**Work instructions**:
Please update the entries below by changing every "x-tick-label" to "x-axis-label" and leaving everything else unchanged.

**Task inputs**:
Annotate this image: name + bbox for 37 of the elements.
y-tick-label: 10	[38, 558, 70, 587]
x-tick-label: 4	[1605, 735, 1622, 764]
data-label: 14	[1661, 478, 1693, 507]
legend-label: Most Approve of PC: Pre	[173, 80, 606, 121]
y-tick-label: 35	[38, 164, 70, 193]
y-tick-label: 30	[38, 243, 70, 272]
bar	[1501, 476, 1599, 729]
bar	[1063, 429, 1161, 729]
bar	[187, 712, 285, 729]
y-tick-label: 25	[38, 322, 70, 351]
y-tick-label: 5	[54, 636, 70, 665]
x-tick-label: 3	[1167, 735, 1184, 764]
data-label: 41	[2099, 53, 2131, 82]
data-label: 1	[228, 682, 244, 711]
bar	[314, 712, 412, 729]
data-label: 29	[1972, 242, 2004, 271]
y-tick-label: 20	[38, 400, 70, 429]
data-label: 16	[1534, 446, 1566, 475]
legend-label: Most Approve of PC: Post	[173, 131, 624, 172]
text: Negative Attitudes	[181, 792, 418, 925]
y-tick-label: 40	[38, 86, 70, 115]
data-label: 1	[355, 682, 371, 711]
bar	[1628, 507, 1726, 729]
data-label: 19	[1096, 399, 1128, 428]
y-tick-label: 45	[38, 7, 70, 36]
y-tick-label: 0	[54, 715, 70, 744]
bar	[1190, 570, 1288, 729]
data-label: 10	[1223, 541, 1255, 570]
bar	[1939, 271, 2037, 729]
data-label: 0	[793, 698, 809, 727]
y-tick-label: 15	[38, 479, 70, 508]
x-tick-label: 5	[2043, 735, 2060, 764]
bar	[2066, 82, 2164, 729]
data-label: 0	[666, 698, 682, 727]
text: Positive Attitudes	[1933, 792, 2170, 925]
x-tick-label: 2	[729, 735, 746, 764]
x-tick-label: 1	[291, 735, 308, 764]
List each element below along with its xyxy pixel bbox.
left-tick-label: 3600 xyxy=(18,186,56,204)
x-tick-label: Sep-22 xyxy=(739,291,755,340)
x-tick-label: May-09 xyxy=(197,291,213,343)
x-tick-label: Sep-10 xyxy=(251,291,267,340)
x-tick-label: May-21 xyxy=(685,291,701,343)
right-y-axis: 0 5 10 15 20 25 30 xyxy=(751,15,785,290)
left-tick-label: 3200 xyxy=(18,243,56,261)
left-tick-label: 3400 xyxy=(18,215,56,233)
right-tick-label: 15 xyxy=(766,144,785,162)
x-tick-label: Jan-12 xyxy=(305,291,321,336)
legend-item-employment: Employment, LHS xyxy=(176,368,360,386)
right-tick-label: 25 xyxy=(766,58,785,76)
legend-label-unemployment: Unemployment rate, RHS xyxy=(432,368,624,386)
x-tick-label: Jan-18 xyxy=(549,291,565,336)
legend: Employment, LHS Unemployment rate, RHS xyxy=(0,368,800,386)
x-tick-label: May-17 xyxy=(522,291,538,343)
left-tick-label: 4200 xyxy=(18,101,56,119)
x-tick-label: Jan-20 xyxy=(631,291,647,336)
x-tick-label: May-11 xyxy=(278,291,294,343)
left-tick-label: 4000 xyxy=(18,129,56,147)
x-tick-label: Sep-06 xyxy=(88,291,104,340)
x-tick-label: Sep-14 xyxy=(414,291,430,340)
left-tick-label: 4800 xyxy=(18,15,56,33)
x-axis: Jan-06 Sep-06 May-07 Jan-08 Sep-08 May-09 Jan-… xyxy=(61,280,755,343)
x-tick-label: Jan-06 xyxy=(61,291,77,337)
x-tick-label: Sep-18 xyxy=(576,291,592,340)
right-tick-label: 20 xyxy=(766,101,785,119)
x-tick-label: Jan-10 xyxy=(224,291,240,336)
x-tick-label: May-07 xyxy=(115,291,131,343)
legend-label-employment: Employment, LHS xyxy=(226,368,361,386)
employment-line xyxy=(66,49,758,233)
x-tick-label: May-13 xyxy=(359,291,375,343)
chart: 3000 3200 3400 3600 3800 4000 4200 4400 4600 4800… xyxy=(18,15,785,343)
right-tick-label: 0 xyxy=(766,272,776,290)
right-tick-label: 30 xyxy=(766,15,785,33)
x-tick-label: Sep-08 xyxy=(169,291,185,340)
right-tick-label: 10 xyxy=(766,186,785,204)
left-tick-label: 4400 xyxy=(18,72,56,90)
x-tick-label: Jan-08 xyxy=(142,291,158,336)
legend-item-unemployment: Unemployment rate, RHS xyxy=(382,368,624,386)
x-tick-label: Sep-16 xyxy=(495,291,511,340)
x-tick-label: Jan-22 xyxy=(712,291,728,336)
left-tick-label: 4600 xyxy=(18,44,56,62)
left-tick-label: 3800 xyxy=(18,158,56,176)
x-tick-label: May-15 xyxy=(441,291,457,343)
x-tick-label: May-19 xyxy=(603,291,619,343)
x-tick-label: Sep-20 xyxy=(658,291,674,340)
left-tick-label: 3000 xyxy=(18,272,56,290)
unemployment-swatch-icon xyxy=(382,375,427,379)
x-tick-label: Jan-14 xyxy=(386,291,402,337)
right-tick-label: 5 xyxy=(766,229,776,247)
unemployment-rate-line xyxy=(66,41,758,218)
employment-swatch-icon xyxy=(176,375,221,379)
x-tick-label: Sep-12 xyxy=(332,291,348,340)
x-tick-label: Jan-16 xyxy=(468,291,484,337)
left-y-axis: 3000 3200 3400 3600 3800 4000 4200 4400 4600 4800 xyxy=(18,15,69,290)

**Written response**:
Annotate this image: name + bbox for 37 of the elements.
y-tick-label: 10	[38, 558, 70, 587]
x-axis-label: 4	[1605, 735, 1622, 764]
data-label: 14	[1661, 478, 1693, 507]
legend-label: Most Approve of PC: Pre	[173, 80, 606, 121]
y-tick-label: 35	[38, 164, 70, 193]
y-tick-label: 30	[38, 243, 70, 272]
bar	[1501, 476, 1599, 729]
bar	[1063, 429, 1161, 729]
bar	[187, 712, 285, 729]
y-tick-label: 25	[38, 322, 70, 351]
y-tick-label: 5	[54, 636, 70, 665]
x-axis-label: 3	[1167, 735, 1184, 764]
data-label: 41	[2099, 53, 2131, 82]
data-label: 1	[228, 682, 244, 711]
bar	[314, 712, 412, 729]
data-label: 29	[1972, 242, 2004, 271]
y-tick-label: 20	[38, 400, 70, 429]
data-label: 16	[1534, 446, 1566, 475]
legend-label: Most Approve of PC: Post	[173, 131, 624, 172]
text: Negative Attitudes	[181, 792, 418, 925]
y-tick-label: 40	[38, 86, 70, 115]
data-label: 1	[355, 682, 371, 711]
bar	[1628, 507, 1726, 729]
data-label: 19	[1096, 399, 1128, 428]
y-tick-label: 45	[38, 7, 70, 36]
y-tick-label: 0	[54, 715, 70, 744]
bar	[1190, 570, 1288, 729]
data-label: 10	[1223, 541, 1255, 570]
bar	[1939, 271, 2037, 729]
data-label: 0	[793, 698, 809, 727]
y-tick-label: 15	[38, 479, 70, 508]
x-axis-label: 5	[2043, 735, 2060, 764]
bar	[2066, 82, 2164, 729]
data-label: 0	[666, 698, 682, 727]
text: Positive Attitudes	[1933, 792, 2170, 925]
x-axis-label: 2	[729, 735, 746, 764]
x-axis-label: 1	[291, 735, 308, 764]
List each element below along with its xyxy pixel bbox.
left-tick-label: 3600 xyxy=(18,186,56,204)
x-axis-label: Sep-22 xyxy=(739,291,755,340)
x-axis-label: May-09 xyxy=(197,291,213,343)
x-axis-label: Sep-10 xyxy=(251,291,267,340)
x-axis-label: May-21 xyxy=(685,291,701,343)
right-y-axis: 0 5 10 15 20 25 30 xyxy=(751,15,785,290)
left-tick-label: 3200 xyxy=(18,243,56,261)
left-tick-label: 3400 xyxy=(18,215,56,233)
right-tick-label: 15 xyxy=(766,144,785,162)
x-axis-label: Jan-12 xyxy=(305,291,321,336)
legend-item-employment: Employment, LHS xyxy=(176,368,360,386)
right-tick-label: 25 xyxy=(766,58,785,76)
legend-label-unemployment: Unemployment rate, RHS xyxy=(432,368,624,386)
x-axis-label: Jan-18 xyxy=(549,291,565,336)
legend: Employment, LHS Unemployment rate, RHS xyxy=(0,368,800,386)
x-axis-label: May-17 xyxy=(522,291,538,343)
left-tick-label: 4200 xyxy=(18,101,56,119)
x-axis-label: Jan-20 xyxy=(631,291,647,336)
x-axis-label: May-11 xyxy=(278,291,294,343)
left-tick-label: 4000 xyxy=(18,129,56,147)
x-axis-label: Sep-06 xyxy=(88,291,104,340)
x-axis-label: Sep-14 xyxy=(414,291,430,340)
left-tick-label: 4800 xyxy=(18,15,56,33)
x-axis: Jan-06 Sep-06 May-07 Jan-08 Sep-08 May-09 Jan-… xyxy=(61,280,755,343)
x-axis-label: Jan-06 xyxy=(61,291,77,337)
x-axis-label: Sep-18 xyxy=(576,291,592,340)
right-tick-label: 20 xyxy=(766,101,785,119)
x-axis-label: Jan-10 xyxy=(224,291,240,336)
x-axis-label: May-07 xyxy=(115,291,131,343)
legend-label-employment: Employment, LHS xyxy=(226,368,361,386)
employment-line xyxy=(66,49,758,233)
x-axis-label: May-13 xyxy=(359,291,375,343)
chart: 3000 3200 3400 3600 3800 4000 4200 4400 4600 4800… xyxy=(18,15,785,343)
right-tick-label: 0 xyxy=(766,272,776,290)
right-tick-label: 30 xyxy=(766,15,785,33)
x-axis-label: Sep-08 xyxy=(169,291,185,340)
right-tick-label: 10 xyxy=(766,186,785,204)
left-tick-label: 4400 xyxy=(18,72,56,90)
x-axis-label: Jan-08 xyxy=(142,291,158,336)
legend-item-unemployment: Unemployment rate, RHS xyxy=(382,368,624,386)
x-axis-label: Sep-16 xyxy=(495,291,511,340)
x-axis-label: Jan-22 xyxy=(712,291,728,336)
left-tick-label: 4600 xyxy=(18,44,56,62)
left-tick-label: 3800 xyxy=(18,158,56,176)
x-axis-label: May-15 xyxy=(441,291,457,343)
x-axis-label: May-19 xyxy=(603,291,619,343)
x-axis-label: Sep-20 xyxy=(658,291,674,340)
left-tick-label: 3000 xyxy=(18,272,56,290)
unemployment-swatch-icon xyxy=(382,375,427,379)
x-axis-label: Jan-14 xyxy=(386,291,402,337)
right-tick-label: 5 xyxy=(766,229,776,247)
unemployment-rate-line xyxy=(66,41,758,218)
employment-swatch-icon xyxy=(176,375,221,379)
x-axis-label: Sep-12 xyxy=(332,291,348,340)
x-axis-label: Jan-16 xyxy=(468,291,484,337)
left-y-axis: 3000 3200 3400 3600 3800 4000 4200 4400 4600 4800 xyxy=(18,15,69,290)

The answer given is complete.